• What is expected: Find the lines that contain the word "name" and copy each one.

• Provided material:
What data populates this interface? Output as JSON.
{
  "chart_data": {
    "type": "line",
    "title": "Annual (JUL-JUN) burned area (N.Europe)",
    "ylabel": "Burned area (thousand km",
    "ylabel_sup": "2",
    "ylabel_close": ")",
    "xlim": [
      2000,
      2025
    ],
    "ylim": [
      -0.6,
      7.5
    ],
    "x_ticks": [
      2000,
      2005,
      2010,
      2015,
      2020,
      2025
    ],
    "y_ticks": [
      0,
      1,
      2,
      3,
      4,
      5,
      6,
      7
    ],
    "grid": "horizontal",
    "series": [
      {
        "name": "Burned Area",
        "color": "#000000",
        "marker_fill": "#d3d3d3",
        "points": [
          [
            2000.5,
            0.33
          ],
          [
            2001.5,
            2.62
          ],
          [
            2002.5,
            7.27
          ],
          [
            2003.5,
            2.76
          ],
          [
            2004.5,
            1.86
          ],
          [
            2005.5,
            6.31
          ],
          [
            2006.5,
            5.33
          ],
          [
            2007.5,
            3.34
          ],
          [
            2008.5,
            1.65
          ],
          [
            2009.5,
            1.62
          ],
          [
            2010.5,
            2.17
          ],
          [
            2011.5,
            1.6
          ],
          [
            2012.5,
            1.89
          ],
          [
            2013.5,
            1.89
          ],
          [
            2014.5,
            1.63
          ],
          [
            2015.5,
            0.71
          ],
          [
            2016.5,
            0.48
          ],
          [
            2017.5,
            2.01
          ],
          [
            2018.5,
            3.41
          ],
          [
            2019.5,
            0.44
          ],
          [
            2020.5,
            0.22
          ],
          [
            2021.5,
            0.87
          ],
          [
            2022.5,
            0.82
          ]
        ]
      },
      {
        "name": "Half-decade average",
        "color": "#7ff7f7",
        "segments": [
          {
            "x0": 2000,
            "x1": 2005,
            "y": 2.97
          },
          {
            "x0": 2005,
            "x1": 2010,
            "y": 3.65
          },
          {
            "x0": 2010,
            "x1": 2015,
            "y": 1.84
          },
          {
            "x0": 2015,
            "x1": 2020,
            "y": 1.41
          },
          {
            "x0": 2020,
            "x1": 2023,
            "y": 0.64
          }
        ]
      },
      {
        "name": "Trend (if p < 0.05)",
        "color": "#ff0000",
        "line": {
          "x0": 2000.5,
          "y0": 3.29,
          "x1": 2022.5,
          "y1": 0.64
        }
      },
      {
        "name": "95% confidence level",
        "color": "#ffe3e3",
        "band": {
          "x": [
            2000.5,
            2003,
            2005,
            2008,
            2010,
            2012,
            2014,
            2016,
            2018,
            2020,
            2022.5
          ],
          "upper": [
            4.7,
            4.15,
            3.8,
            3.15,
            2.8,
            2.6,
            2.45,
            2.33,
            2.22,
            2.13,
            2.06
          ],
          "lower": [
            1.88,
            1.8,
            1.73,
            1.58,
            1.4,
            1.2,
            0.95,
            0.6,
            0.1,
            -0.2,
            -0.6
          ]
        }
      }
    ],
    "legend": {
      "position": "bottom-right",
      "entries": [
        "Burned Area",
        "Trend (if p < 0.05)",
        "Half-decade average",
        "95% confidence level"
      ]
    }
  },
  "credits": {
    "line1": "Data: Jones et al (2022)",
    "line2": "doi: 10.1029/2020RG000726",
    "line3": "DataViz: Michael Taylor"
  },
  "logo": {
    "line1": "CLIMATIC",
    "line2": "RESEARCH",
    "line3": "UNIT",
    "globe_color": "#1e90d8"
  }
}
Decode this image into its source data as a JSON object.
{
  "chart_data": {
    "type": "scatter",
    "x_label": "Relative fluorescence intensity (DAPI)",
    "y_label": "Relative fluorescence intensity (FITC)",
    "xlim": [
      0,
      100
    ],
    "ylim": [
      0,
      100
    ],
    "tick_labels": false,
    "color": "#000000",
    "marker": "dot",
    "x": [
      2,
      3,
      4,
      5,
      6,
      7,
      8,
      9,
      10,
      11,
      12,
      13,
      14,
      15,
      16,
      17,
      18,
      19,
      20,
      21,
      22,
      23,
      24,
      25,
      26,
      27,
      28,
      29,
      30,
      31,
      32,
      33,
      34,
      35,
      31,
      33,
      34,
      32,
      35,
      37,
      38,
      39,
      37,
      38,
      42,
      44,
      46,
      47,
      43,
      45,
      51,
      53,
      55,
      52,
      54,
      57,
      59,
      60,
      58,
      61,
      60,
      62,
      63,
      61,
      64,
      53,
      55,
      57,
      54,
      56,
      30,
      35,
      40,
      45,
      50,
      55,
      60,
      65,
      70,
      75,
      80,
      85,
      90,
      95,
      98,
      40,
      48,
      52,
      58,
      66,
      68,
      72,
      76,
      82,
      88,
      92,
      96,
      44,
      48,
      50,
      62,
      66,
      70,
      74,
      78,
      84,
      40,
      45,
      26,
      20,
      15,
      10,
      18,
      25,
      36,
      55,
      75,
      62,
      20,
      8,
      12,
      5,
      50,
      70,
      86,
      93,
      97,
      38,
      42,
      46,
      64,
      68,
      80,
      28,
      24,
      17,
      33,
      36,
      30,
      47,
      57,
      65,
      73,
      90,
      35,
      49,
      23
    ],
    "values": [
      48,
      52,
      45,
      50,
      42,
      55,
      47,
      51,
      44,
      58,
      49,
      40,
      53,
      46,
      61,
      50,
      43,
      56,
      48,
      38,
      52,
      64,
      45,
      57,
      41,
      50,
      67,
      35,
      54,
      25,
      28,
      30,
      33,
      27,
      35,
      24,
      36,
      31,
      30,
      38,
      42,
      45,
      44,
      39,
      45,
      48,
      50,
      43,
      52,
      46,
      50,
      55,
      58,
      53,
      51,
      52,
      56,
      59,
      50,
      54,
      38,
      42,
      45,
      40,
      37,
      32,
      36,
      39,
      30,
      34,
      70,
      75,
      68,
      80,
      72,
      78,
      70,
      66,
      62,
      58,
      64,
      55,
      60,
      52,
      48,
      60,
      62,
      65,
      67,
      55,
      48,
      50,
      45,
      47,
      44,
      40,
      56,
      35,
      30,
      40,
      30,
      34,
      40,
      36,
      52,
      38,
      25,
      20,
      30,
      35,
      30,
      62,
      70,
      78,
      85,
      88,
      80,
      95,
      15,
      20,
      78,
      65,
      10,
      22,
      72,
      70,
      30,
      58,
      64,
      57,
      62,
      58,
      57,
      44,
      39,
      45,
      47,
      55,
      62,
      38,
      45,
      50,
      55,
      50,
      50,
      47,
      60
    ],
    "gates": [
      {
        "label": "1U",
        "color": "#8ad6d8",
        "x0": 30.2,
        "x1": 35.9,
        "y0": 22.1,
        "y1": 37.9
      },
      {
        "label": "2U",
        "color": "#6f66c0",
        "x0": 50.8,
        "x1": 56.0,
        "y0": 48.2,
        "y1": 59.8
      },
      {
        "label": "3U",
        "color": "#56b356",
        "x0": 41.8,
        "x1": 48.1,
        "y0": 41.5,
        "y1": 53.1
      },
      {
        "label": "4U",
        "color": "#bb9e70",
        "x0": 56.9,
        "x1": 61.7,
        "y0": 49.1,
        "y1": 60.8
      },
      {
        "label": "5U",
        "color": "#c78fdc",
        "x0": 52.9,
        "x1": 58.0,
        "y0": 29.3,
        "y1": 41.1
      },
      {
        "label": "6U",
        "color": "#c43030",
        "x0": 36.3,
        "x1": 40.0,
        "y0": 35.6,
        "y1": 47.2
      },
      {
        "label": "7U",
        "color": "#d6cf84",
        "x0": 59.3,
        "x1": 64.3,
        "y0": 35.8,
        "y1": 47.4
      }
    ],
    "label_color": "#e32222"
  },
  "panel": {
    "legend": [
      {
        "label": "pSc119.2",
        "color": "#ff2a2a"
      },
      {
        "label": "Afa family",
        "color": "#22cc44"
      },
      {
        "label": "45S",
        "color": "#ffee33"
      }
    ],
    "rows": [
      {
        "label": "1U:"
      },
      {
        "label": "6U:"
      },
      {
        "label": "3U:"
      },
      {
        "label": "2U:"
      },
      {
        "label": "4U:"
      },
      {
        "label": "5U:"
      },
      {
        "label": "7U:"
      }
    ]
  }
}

• In response:
        "name": "Burned Area",
        "name": "Half-decade average",
        "name": "Trend (if p < 0.05)",
        "name": "95% confidence level",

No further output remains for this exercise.